## Task
Take every line that has the string "INFO" and copy it out.

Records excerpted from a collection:
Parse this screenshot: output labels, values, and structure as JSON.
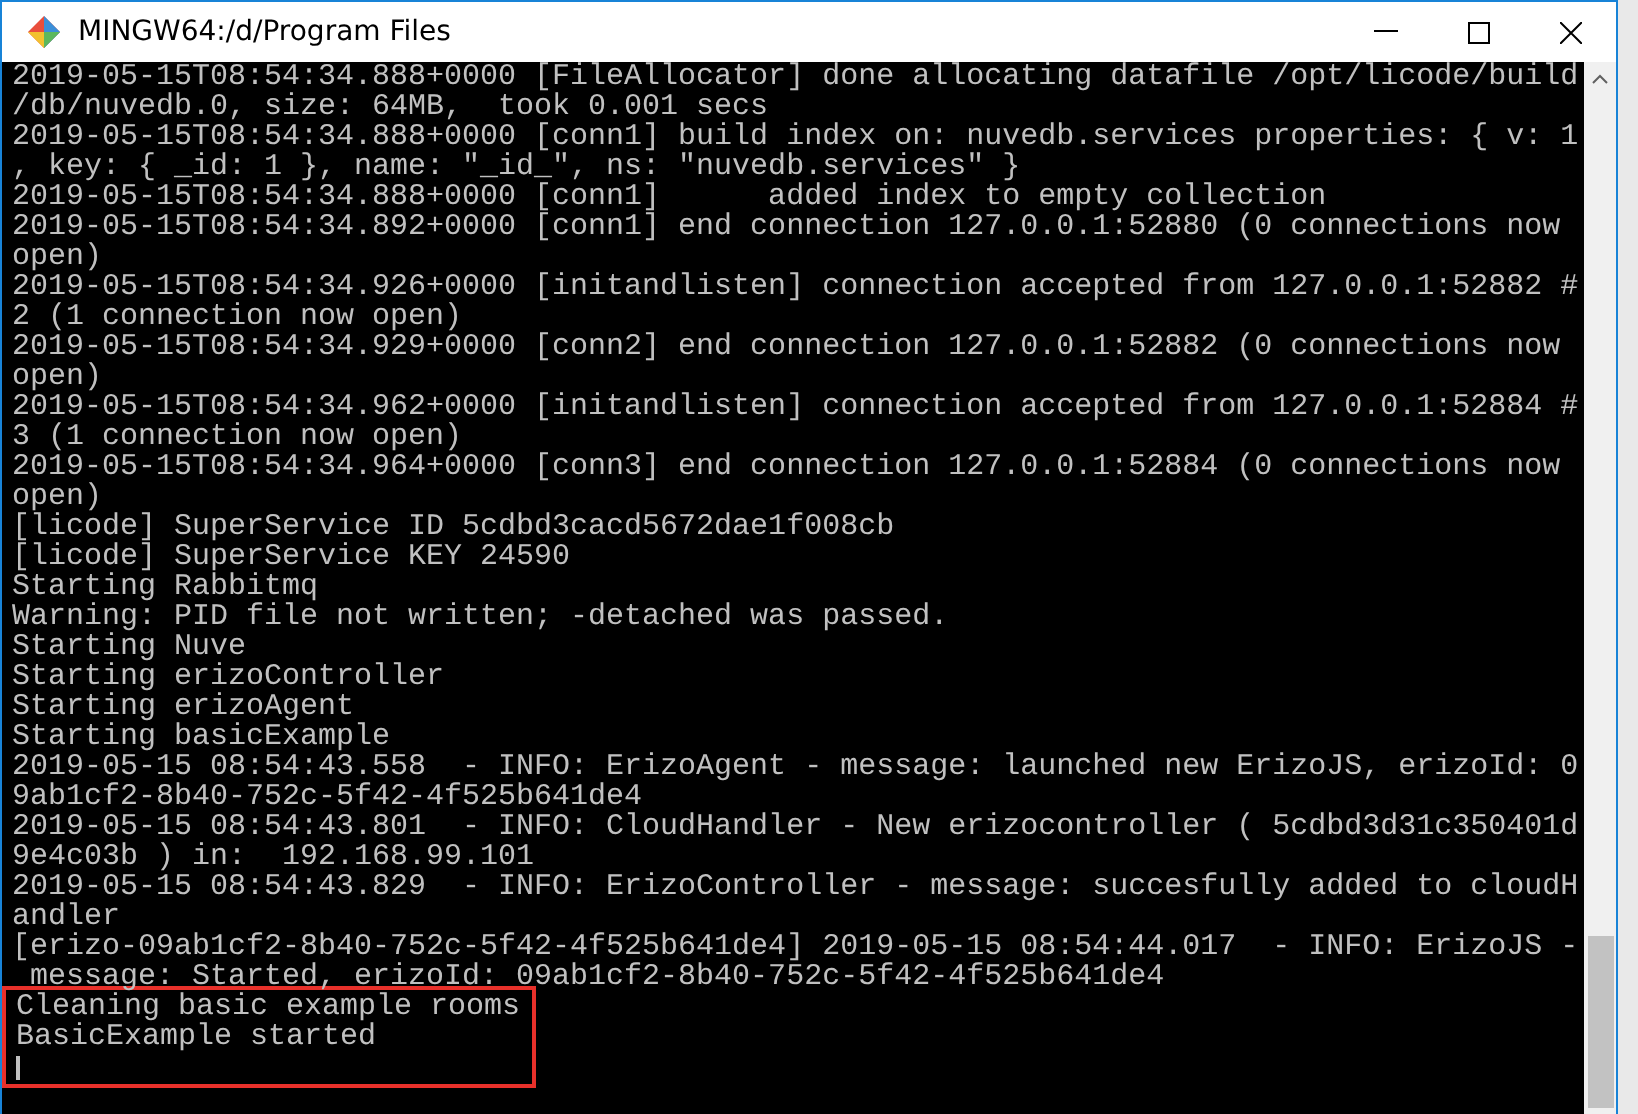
{
  "window": {
    "title": "MINGW64:/d/Program Files"
  },
  "terminal": {
    "lines": [
      "2019-05-15T08:54:34.888+0000 [FileAllocator] done allocating datafile /opt/licode/build",
      "/db/nuvedb.0, size: 64MB,  took 0.001 secs",
      "2019-05-15T08:54:34.888+0000 [conn1] build index on: nuvedb.services properties: { v: 1",
      ", key: { _id: 1 }, name: \"_id_\", ns: \"nuvedb.services\" }",
      "2019-05-15T08:54:34.888+0000 [conn1]      added index to empty collection",
      "2019-05-15T08:54:34.892+0000 [conn1] end connection 127.0.0.1:52880 (0 connections now",
      "open)",
      "2019-05-15T08:54:34.926+0000 [initandlisten] connection accepted from 127.0.0.1:52882 #",
      "2 (1 connection now open)",
      "2019-05-15T08:54:34.929+0000 [conn2] end connection 127.0.0.1:52882 (0 connections now",
      "open)",
      "2019-05-15T08:54:34.962+0000 [initandlisten] connection accepted from 127.0.0.1:52884 #",
      "3 (1 connection now open)",
      "2019-05-15T08:54:34.964+0000 [conn3] end connection 127.0.0.1:52884 (0 connections now",
      "open)",
      "[licode] SuperService ID 5cdbd3cacd5672dae1f008cb",
      "[licode] SuperService KEY 24590",
      "Starting Rabbitmq",
      "Warning: PID file not written; -detached was passed.",
      "Starting Nuve",
      "Starting erizoController",
      "Starting erizoAgent",
      "Starting basicExample",
      "2019-05-15 08:54:43.558  - INFO: ErizoAgent - message: launched new ErizoJS, erizoId: 0",
      "9ab1cf2-8b40-752c-5f42-4f525b641de4",
      "2019-05-15 08:54:43.801  - INFO: CloudHandler - New erizocontroller ( 5cdbd3d31c350401d",
      "9e4c03b ) in:  192.168.99.101",
      "2019-05-15 08:54:43.829  - INFO: ErizoController - message: succesfully added to cloudH",
      "andler",
      "[erizo-09ab1cf2-8b40-752c-5f42-4f525b641de4] 2019-05-15 08:54:44.017  - INFO: ErizoJS -",
      " message: Started, erizoId: 09ab1cf2-8b40-752c-5f42-4f525b641de4"
    ],
    "highlighted_lines": [
      "Cleaning basic example rooms",
      "BasicExample started"
    ]
  }
}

## Response to this exercise
      "2019-05-15 08:54:43.558  - INFO: ErizoAgent - message: launched new ErizoJS, erizoId: 0",
      "2019-05-15 08:54:43.801  - INFO: CloudHandler - New erizocontroller ( 5cdbd3d31c350401d",
      "2019-05-15 08:54:43.829  - INFO: ErizoController - message: succesfully added to cloudH",
      "[erizo-09ab1cf2-8b40-752c-5f42-4f525b641de4] 2019-05-15 08:54:44.017  - INFO: ErizoJS -",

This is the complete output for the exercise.